TASK GOAL = Please return every line of the records below word for word, leaving out the pictures.

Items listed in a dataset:
* start *

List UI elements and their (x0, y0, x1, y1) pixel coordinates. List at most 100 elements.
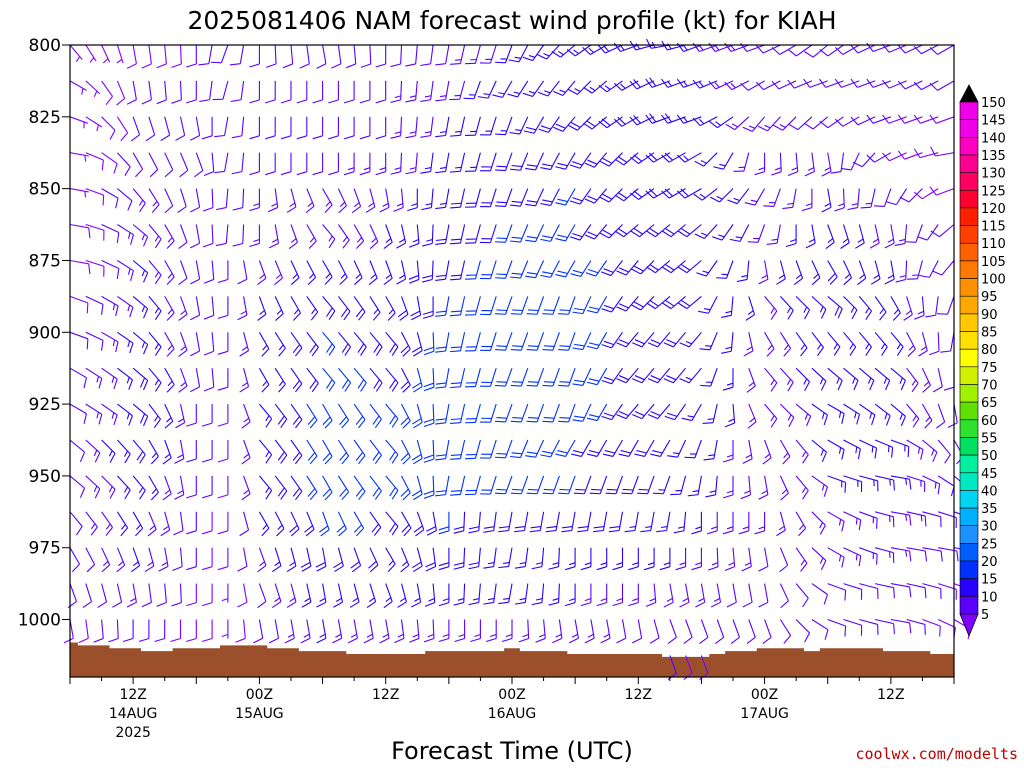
barb-full-flag (528, 381, 539, 383)
barb-full-flag (412, 489, 422, 497)
barb-shaft (653, 152, 671, 163)
wind-barb (779, 296, 794, 320)
barb-full-flag (823, 594, 828, 605)
barb-shaft (811, 331, 824, 348)
barb-shaft (922, 511, 941, 518)
barb-full-flag (821, 206, 832, 213)
wind-barb (937, 475, 955, 497)
barb-full-flag (876, 554, 878, 565)
barb-full-flag (940, 588, 942, 599)
barb-shaft (116, 547, 126, 566)
wind-barb (827, 367, 843, 391)
barb-shaft (937, 475, 955, 487)
barb-half-flag (934, 482, 937, 489)
barb-shaft (508, 511, 513, 531)
barb-shaft (225, 224, 229, 244)
wind-barb (586, 296, 608, 314)
wind-barb (194, 152, 204, 178)
barb-half-flag (111, 376, 115, 384)
barb-full-flag (166, 348, 175, 357)
barb-shaft (680, 475, 687, 495)
barb-full-flag (241, 421, 251, 429)
barb-full-flag (339, 276, 348, 286)
barb-full-flag (402, 348, 411, 357)
barb-full-flag (438, 562, 450, 567)
barb-full-flag (171, 99, 182, 104)
wind-barb (722, 511, 734, 535)
wind-barb (850, 78, 876, 88)
barb-half-flag (138, 487, 144, 494)
barb-full-flag (151, 204, 160, 213)
wind-barb (779, 547, 789, 573)
barb-full-flag (577, 529, 588, 533)
barb-half-flag (123, 486, 129, 493)
barb-half-flag (787, 414, 792, 421)
barb-full-flag (76, 526, 83, 536)
wind-barb (495, 296, 513, 315)
barb-full-flag (372, 487, 380, 497)
wind-barb (922, 618, 941, 637)
barb-full-flag (525, 203, 536, 207)
barb-shaft (69, 403, 87, 415)
barb-half-flag (167, 380, 173, 387)
barb-half-flag (735, 236, 742, 239)
wind-barb (249, 80, 260, 104)
barb-shaft (290, 44, 294, 64)
wind-barb (274, 296, 284, 321)
barb-full-flag (399, 313, 409, 321)
wind-barb (116, 547, 126, 573)
barb-full-flag (892, 312, 901, 321)
barb-full-flag (332, 637, 342, 644)
barb-full-flag (280, 490, 288, 500)
barb-shaft (712, 403, 718, 423)
wind-barb (721, 332, 734, 354)
barb-full-flag (109, 453, 116, 463)
barb-full-flag (634, 453, 645, 457)
wind-barb (929, 44, 955, 55)
barb-half-flag (747, 310, 754, 315)
barb-half-flag (500, 130, 507, 132)
wind-barb (821, 152, 832, 177)
barb-shaft (504, 403, 513, 423)
wind-barb (858, 296, 872, 320)
barb-shaft (211, 332, 215, 352)
barb-shaft (779, 152, 782, 172)
barb-shaft (290, 188, 297, 208)
barb-full-flag (203, 171, 214, 176)
barb-half-flag (221, 598, 229, 602)
barb-shaft (560, 44, 576, 58)
barb-shaft (69, 44, 83, 60)
barb-shaft (908, 188, 923, 203)
wind-barb (190, 116, 201, 141)
barb-full-flag (860, 481, 863, 493)
barb-half-flag (568, 598, 576, 602)
barb-full-flag (857, 448, 861, 460)
wind-barb (859, 439, 878, 459)
wind-barb (274, 511, 285, 537)
barb-shaft (843, 439, 861, 450)
wind-barb (239, 368, 250, 393)
barb-half-flag (457, 598, 465, 601)
barb-shaft (550, 439, 560, 458)
barb-half-flag (311, 308, 316, 315)
barb-half-flag (855, 553, 858, 561)
barb-full-flag (667, 636, 677, 645)
barb-full-flag (633, 79, 641, 88)
barb-full-flag (714, 636, 725, 645)
barb-full-flag (557, 450, 568, 454)
barb-shaft (209, 80, 213, 100)
barb-shaft (101, 188, 119, 199)
wind-barb (359, 116, 371, 140)
barb-full-flag (126, 99, 137, 105)
barb-shaft (101, 403, 118, 416)
barb-full-flag (435, 274, 447, 278)
barb-full-flag (274, 277, 283, 286)
barb-half-flag (485, 130, 492, 132)
barb-shaft (550, 260, 560, 278)
barb-half-flag (164, 453, 171, 459)
wind-barb (286, 547, 297, 573)
wind-barb (597, 44, 623, 54)
wind-barb (300, 619, 311, 644)
barb-full-flag (819, 120, 829, 129)
barb-shaft (416, 296, 422, 316)
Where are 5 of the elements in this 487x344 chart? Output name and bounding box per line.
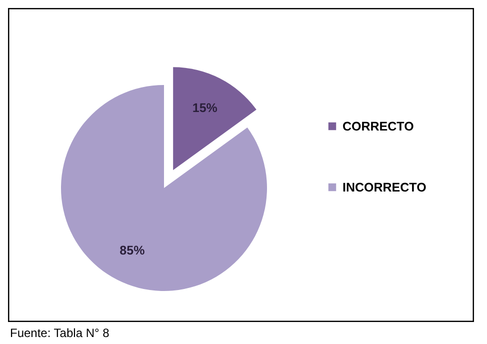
legend-label: INCORRECTO (342, 180, 427, 194)
source-note: Fuente: Tabla N° 8 (10, 326, 110, 340)
data-label: 15% (192, 100, 218, 115)
legend-label: CORRECTO (342, 119, 414, 134)
data-label: 85% (120, 243, 145, 258)
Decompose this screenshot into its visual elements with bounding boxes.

* end *

SOLUTION TO THIS TASK =
List UI elements and their (x0, y0, x1, y1) pixel coordinates. List at most 100 elements.
barb-full-flag (528, 381, 539, 383)
barb-full-flag (412, 489, 422, 497)
barb-shaft (653, 152, 671, 163)
wind-barb (779, 296, 794, 320)
barb-full-flag (823, 594, 828, 605)
barb-shaft (811, 331, 824, 348)
barb-shaft (922, 511, 941, 518)
barb-full-flag (821, 206, 832, 213)
wind-barb (937, 475, 955, 497)
barb-full-flag (876, 554, 878, 565)
barb-full-flag (940, 588, 942, 599)
barb-shaft (116, 547, 126, 566)
wind-barb (827, 367, 843, 391)
barb-shaft (937, 475, 955, 487)
barb-half-flag (934, 482, 937, 489)
barb-shaft (508, 511, 513, 531)
barb-shaft (225, 224, 229, 244)
wind-barb (586, 296, 608, 314)
wind-barb (194, 152, 204, 178)
barb-half-flag (111, 376, 115, 384)
barb-full-flag (166, 348, 175, 357)
barb-shaft (680, 475, 687, 495)
barb-full-flag (241, 421, 251, 429)
barb-full-flag (339, 276, 348, 286)
barb-full-flag (402, 348, 411, 357)
barb-full-flag (438, 562, 450, 567)
barb-full-flag (171, 99, 182, 104)
wind-barb (722, 511, 734, 535)
wind-barb (850, 78, 876, 88)
barb-half-flag (138, 487, 144, 494)
barb-full-flag (151, 204, 160, 213)
wind-barb (779, 547, 789, 573)
barb-full-flag (577, 529, 588, 533)
barb-half-flag (123, 486, 129, 493)
barb-half-flag (787, 414, 792, 421)
barb-full-flag (76, 526, 83, 536)
wind-barb (495, 296, 513, 315)
barb-full-flag (372, 487, 380, 497)
wind-barb (922, 618, 941, 637)
barb-full-flag (525, 203, 536, 207)
barb-shaft (69, 403, 87, 415)
barb-half-flag (167, 380, 173, 387)
barb-half-flag (735, 236, 742, 239)
wind-barb (249, 80, 260, 104)
barb-shaft (290, 44, 294, 64)
wind-barb (274, 296, 284, 321)
barb-full-flag (399, 313, 409, 321)
wind-barb (116, 547, 126, 573)
barb-full-flag (892, 312, 901, 321)
barb-full-flag (332, 637, 342, 644)
barb-full-flag (280, 490, 288, 500)
barb-shaft (712, 403, 718, 423)
wind-barb (721, 332, 734, 354)
barb-full-flag (109, 453, 116, 463)
barb-full-flag (634, 453, 645, 457)
wind-barb (929, 44, 955, 55)
barb-half-flag (747, 310, 754, 315)
barb-half-flag (500, 130, 507, 132)
wind-barb (821, 152, 832, 177)
barb-shaft (504, 403, 513, 423)
wind-barb (858, 296, 872, 320)
barb-shaft (211, 332, 215, 352)
barb-shaft (779, 152, 782, 172)
barb-shaft (290, 188, 297, 208)
barb-full-flag (203, 171, 214, 176)
barb-half-flag (221, 598, 229, 602)
barb-shaft (560, 44, 576, 58)
barb-shaft (69, 44, 83, 60)
barb-shaft (908, 188, 923, 203)
wind-barb (190, 116, 201, 141)
barb-full-flag (860, 481, 863, 493)
barb-half-flag (568, 598, 576, 602)
barb-full-flag (857, 448, 861, 460)
wind-barb (859, 439, 878, 459)
wind-barb (274, 511, 285, 537)
barb-shaft (843, 439, 861, 450)
wind-barb (239, 368, 250, 393)
barb-half-flag (457, 598, 465, 601)
barb-shaft (550, 439, 560, 458)
barb-half-flag (311, 308, 316, 315)
barb-half-flag (855, 553, 858, 561)
barb-full-flag (667, 636, 677, 645)
barb-full-flag (633, 79, 641, 88)
barb-full-flag (714, 636, 725, 645)
barb-full-flag (557, 450, 568, 454)
barb-shaft (209, 80, 213, 100)
barb-shaft (101, 188, 119, 199)
wind-barb (359, 116, 371, 140)
barb-full-flag (126, 99, 137, 105)
barb-shaft (101, 403, 118, 416)
barb-full-flag (435, 274, 447, 278)
barb-full-flag (274, 277, 283, 286)
barb-half-flag (485, 130, 492, 132)
barb-shaft (550, 260, 560, 278)
barb-half-flag (164, 453, 171, 459)
wind-barb (286, 547, 297, 573)
wind-barb (597, 44, 623, 54)
wind-barb (300, 619, 311, 644)
barb-full-flag (819, 120, 829, 129)
barb-shaft (416, 296, 422, 316)
Where are 5 of the elements in this 487x344 chart? Output name and bounding box per line.
legend-label: INCORRECTO (342, 180, 427, 194)
source-note: Fuente: Tabla N° 8 (10, 326, 110, 340)
data-label: 15% (192, 100, 218, 115)
legend-label: CORRECTO (342, 119, 414, 134)
data-label: 85% (120, 243, 145, 258)
Decompose this screenshot into its visual elements with bounding boxes.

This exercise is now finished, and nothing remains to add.